Goal of the exercise:
Every line with the word "isušivač" in it should be extracted from the data that follows.

++++ Data entries ++++

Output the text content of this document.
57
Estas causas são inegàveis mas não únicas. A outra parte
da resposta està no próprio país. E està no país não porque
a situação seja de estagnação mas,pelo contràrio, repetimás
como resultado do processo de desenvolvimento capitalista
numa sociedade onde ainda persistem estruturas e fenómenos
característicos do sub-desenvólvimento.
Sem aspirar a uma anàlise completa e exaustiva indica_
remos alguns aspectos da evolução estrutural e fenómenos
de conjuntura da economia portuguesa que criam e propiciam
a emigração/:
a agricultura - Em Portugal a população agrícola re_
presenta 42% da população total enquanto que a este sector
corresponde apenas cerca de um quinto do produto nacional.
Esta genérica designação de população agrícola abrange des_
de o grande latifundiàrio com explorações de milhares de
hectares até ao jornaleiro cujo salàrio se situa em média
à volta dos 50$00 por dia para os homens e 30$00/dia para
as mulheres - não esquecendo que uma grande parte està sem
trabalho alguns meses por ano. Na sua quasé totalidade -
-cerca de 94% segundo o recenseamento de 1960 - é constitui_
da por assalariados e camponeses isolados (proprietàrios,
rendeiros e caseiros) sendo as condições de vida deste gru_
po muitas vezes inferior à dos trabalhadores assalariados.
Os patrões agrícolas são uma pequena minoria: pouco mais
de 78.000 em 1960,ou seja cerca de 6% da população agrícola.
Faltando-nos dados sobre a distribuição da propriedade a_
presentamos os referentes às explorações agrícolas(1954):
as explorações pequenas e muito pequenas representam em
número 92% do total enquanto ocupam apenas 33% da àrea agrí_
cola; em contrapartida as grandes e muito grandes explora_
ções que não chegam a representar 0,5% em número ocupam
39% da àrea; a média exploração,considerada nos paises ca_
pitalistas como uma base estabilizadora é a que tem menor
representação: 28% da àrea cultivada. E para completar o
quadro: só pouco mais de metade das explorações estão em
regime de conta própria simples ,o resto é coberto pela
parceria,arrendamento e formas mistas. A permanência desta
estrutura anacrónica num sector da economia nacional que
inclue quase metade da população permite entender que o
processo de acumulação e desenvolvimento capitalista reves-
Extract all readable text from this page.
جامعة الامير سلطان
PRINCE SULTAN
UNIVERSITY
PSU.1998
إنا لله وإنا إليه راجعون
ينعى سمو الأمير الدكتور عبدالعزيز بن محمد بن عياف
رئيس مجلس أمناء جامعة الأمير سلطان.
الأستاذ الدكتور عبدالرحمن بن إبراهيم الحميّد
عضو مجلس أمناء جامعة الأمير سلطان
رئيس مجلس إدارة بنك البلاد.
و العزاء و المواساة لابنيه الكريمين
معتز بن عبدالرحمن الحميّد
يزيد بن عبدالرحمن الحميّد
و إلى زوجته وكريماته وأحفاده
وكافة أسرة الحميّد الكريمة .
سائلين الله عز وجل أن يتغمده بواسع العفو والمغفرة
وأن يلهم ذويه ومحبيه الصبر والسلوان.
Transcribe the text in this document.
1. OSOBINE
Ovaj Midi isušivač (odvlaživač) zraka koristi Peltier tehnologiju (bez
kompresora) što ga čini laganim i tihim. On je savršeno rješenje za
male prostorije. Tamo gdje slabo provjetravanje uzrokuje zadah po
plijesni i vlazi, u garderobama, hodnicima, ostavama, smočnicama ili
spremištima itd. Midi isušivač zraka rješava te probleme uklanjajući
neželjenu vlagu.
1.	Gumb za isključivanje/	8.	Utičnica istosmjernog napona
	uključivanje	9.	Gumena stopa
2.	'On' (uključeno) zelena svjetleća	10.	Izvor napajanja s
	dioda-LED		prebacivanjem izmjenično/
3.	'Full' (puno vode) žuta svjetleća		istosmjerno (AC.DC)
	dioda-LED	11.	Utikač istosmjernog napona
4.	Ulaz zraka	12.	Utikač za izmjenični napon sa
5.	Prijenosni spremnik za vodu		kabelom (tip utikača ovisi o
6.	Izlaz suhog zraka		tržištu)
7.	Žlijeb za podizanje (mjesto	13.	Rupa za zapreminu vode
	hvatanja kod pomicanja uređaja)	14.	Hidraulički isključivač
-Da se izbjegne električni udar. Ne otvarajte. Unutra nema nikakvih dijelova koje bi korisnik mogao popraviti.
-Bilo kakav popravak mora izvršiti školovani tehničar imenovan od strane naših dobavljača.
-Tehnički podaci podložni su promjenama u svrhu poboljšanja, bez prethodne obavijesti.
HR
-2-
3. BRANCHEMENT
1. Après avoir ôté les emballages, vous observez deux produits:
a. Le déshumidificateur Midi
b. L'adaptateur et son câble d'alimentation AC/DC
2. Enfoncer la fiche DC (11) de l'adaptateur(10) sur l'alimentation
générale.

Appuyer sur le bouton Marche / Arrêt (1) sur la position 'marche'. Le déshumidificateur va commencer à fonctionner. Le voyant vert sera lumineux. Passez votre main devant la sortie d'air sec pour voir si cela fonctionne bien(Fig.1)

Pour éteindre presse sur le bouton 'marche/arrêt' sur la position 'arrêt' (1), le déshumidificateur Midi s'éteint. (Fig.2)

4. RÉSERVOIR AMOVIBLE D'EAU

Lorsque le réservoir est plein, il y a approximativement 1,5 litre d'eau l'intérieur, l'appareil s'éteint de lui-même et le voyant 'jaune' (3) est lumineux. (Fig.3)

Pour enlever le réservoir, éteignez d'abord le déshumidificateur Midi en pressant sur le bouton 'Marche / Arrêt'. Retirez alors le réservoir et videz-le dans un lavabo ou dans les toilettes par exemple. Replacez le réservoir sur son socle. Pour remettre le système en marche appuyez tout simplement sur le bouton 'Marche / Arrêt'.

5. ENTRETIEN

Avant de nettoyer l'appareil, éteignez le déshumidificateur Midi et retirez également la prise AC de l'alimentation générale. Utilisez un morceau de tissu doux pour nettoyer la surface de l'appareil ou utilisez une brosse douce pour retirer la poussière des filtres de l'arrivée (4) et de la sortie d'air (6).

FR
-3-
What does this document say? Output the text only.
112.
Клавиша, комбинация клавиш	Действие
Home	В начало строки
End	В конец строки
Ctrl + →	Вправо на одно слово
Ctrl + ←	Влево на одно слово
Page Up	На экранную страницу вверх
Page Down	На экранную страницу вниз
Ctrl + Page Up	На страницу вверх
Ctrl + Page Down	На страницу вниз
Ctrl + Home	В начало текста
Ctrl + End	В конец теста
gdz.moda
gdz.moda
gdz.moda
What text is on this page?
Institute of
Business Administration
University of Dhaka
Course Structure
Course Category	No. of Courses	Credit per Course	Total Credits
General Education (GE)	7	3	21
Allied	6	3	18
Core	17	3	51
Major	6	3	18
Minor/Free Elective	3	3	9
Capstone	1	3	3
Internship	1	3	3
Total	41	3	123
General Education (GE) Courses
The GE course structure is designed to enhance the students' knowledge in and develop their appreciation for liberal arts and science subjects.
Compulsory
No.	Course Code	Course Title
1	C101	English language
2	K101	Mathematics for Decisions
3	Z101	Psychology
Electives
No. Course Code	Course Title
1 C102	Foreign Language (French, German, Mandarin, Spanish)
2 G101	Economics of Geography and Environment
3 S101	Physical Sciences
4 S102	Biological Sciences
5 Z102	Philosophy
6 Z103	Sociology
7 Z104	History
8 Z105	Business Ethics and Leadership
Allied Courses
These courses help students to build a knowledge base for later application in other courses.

++++

Response to this task:
Ovaj Midi isušivač (odvlaživač) zraka koristi Peltier tehnologiju (bez
spremištima itd. Midi isušivač zraka rješava te probleme uklanjajući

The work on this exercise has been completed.